-- PAGE TEXT start --
A fragmented land and Balkanized people: the impact of Israel’s residency policies on Palestinian families

2010 study highlights human rights violations, ongoing to this day

Since its colonization of Palestine in 1948, the Israeli Occupation has sought to control the movement and residency of Palestinians in their homeland through visible measures, such as checkpoints and the Separation Barrier, and by methodically implementing discriminatory strategies, all with the aim to fragment and Balkanize the Palestinian population or to pressure them into leaving the country.

In light of such ongoing practices, Birzeit University highlights a 2010 study by Wasim Abu Fasha (at the time a researcher in the Center for Development Studies at Birzeit University) and Ayman Abdel Majeed (the Survey Unit researcher and coordinator at the center) that explores the effects of Israeli measures in the occupied Palestinian territory (oPt) on the integrity and cohesion of Palestinian families.

Despite the fact that eight years have passed since the publishing of this study, the situation remains the same, albeit with increased entrenchment of Israeli policies and their ever-increasing impact on Palestinians, in the occupied territories and abroad.

In a recently published paper, titled “Engineering Community: Family Unification, Entry Restrictions and other Israeli Policies of Fragmenting Palestinians,” the independent Palestinian human-rights organization Al-Haq argues that Israeli authorities have “sought to diminish Palestinian presence through an array of targeted, systematic policies and practices,” which are “part and parcel of Israel’s historic targeting of Palestinians.”

This treatment, however, is not only reserved for Palestinians - whether living abroad or in the oPt - but also includes internationals who wish to visit, live, or work in the West Bank or Gaza. In a statement released in August 2018, Birzeit University condemned the Israeli practices that have led to the denial of entry or of visa renewals for “scores of foreign passport holders, many of Palestinian origin but without residence documents, living and working in the occupied Palestinian territory.” The visa renewals of fifteen Birzeit University faculty members who hold foreign passports were refused or significantly delayed in 2018.
-- PAGE TEXT end --
-- DATA SUPPLIED start --
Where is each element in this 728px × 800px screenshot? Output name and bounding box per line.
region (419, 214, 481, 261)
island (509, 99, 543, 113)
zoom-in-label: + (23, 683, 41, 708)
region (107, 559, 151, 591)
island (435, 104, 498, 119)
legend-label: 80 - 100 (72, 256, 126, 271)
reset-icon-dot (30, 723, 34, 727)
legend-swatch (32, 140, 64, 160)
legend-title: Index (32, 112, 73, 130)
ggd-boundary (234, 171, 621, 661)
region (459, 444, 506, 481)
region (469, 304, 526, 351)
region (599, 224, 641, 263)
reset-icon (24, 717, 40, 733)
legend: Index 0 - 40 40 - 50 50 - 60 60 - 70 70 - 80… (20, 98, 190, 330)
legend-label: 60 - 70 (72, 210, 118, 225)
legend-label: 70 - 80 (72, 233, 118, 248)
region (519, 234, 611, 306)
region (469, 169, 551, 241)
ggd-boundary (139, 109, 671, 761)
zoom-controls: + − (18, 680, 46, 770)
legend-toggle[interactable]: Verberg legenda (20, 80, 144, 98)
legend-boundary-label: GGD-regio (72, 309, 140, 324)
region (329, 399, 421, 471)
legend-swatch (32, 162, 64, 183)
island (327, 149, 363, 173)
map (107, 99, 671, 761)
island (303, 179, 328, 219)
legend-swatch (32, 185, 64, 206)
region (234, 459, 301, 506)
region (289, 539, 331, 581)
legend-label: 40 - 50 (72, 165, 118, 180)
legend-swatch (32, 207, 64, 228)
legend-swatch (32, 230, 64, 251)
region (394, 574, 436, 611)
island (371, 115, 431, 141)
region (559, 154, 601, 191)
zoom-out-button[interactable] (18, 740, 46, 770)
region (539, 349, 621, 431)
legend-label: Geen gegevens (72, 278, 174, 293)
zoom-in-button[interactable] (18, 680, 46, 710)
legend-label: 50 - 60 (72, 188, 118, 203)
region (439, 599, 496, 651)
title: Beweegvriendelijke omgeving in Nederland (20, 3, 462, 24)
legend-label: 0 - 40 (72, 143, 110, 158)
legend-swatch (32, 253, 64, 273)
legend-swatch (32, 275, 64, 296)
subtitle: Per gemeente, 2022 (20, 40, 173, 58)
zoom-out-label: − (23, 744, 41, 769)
-- DATA SUPPLIED end --
Duplicate the part of the residency-policies article above that begins at the words "In light of" and ends after "territories and abroad.".

In light of such ongoing practices, Birzeit University highlights a 2010 study by Wasim Abu Fasha (at the time a researcher in the Center for Development Studies at Birzeit University) and Ayman Abdel Majeed (the Survey Unit researcher and coordinator at the center) that explores the effects of Israeli measures in the occupied Palestinian territory (oPt) on the integrity and cohesion of Palestinian families.

Despite the fact that eight years have passed since the publishing of this study, the situation remains the same, albeit with increased entrenchment of Israeli policies and their ever-increasing impact on Palestinians, in the occupied territories and abroad.